- **WHAT YOU NEED TO DO**
Find the lines that hold the word "防火门应自动关闭" and return them.

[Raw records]

>>>>

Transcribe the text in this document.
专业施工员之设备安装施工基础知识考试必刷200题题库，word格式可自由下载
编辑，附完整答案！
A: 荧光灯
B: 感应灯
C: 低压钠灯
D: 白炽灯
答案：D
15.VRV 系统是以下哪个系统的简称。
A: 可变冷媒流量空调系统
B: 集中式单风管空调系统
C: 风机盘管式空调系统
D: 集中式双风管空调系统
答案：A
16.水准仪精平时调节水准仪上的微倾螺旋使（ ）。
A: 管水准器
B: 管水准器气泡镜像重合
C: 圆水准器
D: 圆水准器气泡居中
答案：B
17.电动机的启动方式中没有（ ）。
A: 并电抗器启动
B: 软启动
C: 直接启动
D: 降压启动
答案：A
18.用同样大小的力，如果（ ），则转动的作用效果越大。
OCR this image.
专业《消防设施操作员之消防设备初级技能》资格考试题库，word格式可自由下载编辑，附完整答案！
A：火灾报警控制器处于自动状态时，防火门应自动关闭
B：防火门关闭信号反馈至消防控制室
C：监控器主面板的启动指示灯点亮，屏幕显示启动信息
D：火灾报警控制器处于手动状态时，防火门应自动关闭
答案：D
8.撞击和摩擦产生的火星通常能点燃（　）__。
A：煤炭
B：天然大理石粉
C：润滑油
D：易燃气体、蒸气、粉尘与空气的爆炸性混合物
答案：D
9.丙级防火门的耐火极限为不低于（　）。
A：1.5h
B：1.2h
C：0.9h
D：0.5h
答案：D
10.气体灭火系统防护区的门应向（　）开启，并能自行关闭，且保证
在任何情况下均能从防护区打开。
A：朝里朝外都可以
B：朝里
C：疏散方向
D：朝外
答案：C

<<<<

- **TASK OUTPUT**
A：火灾报警控制器处于自动状态时，防火门应自动关闭
D：火灾报警控制器处于手动状态时，防火门应自动关闭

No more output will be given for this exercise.